Given task: From the listing below, pull out every line where the string "this" appears.

Records supplied:
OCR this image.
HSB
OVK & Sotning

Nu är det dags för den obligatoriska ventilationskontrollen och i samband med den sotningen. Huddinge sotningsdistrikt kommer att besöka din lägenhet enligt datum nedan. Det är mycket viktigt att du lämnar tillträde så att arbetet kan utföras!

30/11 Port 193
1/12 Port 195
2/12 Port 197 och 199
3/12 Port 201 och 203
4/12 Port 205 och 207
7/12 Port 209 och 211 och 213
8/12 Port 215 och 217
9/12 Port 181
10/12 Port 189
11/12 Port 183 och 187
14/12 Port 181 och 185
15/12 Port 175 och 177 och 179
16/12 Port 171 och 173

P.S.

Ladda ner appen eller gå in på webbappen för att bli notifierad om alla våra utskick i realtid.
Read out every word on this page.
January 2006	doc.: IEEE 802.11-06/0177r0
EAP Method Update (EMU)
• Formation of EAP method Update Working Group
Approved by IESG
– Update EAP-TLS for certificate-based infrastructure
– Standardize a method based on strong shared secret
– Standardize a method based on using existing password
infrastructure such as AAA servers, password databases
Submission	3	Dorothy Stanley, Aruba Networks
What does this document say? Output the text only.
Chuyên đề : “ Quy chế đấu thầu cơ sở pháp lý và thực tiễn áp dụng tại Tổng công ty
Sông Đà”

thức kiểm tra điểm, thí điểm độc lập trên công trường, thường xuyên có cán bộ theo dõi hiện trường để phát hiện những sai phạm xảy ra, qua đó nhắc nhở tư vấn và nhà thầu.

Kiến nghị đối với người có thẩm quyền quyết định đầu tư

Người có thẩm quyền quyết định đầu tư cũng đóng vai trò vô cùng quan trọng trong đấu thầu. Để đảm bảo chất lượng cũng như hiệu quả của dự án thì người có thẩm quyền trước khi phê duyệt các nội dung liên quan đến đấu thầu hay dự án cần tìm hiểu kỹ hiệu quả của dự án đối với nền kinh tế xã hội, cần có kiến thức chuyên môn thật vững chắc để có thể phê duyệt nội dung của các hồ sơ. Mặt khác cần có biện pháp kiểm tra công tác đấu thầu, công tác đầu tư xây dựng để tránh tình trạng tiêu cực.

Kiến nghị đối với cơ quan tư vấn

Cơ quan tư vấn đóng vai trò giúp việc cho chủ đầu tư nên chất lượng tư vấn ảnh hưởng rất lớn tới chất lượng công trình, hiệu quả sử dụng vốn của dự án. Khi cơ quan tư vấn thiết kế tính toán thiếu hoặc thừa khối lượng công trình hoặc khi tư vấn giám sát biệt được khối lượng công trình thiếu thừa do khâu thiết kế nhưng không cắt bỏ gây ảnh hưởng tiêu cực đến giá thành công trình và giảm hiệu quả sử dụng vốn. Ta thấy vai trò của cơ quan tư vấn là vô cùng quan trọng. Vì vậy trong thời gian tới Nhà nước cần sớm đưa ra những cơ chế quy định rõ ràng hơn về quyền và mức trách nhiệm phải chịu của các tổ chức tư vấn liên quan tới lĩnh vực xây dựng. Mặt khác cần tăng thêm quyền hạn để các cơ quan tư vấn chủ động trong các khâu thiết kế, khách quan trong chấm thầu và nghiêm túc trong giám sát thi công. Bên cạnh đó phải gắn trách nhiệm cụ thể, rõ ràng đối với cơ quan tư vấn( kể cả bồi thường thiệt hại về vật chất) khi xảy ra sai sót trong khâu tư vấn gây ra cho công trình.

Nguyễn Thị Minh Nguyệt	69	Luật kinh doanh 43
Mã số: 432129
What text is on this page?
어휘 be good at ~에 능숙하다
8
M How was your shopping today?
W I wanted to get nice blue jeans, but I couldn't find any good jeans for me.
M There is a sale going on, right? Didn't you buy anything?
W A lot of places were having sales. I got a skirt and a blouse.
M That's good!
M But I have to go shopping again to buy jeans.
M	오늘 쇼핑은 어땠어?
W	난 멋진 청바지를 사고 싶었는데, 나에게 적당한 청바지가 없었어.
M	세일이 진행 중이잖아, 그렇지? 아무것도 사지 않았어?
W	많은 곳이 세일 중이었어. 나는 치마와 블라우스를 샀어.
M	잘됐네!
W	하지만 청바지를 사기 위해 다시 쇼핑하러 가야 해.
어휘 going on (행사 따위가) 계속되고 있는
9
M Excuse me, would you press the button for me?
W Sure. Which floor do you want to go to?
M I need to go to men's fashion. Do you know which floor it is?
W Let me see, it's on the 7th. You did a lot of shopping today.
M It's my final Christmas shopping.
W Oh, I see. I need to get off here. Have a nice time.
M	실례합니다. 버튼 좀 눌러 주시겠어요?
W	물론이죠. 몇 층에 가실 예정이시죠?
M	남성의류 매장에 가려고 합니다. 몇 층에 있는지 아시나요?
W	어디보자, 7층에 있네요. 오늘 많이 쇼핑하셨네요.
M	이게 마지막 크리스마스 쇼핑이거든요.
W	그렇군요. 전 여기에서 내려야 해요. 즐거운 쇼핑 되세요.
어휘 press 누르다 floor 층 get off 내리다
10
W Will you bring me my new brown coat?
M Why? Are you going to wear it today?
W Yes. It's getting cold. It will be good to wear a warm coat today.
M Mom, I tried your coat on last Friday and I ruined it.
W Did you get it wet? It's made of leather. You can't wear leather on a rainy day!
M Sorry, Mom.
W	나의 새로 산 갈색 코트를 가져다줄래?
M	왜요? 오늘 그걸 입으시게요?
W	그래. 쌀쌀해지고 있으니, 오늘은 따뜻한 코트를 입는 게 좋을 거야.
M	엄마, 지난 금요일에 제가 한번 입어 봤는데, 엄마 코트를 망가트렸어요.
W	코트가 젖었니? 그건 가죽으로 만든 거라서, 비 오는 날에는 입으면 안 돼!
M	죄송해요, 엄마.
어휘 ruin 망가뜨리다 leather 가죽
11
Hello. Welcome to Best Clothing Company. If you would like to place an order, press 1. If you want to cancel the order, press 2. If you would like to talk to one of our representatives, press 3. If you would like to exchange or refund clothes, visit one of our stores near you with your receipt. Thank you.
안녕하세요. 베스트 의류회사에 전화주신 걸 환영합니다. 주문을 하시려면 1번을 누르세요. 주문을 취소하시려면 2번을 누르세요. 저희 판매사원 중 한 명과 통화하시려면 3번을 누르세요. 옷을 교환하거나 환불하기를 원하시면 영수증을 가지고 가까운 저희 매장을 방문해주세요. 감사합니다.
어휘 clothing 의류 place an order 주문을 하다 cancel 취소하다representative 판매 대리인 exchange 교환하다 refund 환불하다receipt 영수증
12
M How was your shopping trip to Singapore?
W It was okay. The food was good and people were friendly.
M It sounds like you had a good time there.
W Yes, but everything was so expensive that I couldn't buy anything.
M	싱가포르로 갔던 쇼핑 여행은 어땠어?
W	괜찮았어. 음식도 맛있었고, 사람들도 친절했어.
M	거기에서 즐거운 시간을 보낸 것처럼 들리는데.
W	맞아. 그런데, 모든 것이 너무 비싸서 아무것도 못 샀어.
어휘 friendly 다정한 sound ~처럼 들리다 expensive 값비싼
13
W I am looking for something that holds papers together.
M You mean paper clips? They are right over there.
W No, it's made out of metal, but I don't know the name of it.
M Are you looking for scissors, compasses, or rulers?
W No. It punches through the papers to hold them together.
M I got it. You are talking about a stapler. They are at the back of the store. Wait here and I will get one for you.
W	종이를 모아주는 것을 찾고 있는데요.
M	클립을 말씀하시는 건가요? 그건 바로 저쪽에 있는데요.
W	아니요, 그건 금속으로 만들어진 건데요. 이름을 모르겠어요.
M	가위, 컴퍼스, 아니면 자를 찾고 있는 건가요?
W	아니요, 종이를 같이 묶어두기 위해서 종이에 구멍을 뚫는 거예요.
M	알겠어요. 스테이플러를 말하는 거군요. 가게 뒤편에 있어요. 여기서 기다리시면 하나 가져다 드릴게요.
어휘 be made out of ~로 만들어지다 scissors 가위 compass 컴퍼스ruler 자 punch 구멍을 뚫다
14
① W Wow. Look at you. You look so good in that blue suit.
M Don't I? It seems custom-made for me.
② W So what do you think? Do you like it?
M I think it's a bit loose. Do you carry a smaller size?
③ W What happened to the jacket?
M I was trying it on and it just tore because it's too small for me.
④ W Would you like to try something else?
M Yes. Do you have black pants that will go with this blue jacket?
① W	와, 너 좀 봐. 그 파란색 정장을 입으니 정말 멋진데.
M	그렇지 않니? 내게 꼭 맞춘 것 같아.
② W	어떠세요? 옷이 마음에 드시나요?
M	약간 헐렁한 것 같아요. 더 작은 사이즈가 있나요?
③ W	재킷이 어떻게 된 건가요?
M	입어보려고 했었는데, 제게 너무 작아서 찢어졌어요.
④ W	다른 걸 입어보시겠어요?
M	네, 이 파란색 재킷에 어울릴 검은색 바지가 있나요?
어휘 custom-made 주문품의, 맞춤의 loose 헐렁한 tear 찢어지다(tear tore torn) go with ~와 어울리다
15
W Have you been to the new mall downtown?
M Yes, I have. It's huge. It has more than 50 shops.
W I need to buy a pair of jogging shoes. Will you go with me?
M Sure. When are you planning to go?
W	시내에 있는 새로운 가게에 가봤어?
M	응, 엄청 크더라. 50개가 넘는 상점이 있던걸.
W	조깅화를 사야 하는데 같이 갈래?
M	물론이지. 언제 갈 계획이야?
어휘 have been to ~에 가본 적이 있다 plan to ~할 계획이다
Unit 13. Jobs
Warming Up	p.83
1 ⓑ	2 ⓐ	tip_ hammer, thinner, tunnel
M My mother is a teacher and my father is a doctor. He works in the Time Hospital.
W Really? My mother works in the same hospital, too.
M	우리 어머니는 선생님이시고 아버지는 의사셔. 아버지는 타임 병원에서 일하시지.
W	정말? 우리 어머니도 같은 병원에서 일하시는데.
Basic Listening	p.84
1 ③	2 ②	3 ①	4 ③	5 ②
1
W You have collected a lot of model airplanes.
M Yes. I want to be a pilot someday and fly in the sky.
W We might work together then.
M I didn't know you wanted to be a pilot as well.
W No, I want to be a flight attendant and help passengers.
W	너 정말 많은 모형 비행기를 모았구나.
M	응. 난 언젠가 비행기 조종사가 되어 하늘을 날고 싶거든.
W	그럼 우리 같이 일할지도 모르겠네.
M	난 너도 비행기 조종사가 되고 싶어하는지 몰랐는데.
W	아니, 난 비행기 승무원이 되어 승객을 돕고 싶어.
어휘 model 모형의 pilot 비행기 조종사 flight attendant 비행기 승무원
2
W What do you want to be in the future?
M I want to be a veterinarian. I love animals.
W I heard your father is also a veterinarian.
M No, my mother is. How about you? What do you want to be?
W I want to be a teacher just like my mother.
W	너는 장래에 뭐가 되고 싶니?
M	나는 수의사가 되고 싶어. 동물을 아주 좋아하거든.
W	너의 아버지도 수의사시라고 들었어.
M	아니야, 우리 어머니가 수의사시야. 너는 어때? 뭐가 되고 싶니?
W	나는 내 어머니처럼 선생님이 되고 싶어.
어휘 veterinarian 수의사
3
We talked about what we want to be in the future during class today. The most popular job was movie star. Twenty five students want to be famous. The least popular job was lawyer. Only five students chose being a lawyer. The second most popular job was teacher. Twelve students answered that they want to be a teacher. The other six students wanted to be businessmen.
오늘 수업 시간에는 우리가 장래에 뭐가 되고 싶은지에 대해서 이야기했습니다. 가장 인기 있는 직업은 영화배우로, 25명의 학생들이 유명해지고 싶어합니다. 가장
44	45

Written reply:
OCR this image.
Read out every word on this page.
What does this document say? Output the text only.
What text is on this page?
M Yes. Do you have black pants that will go with this blue jacket?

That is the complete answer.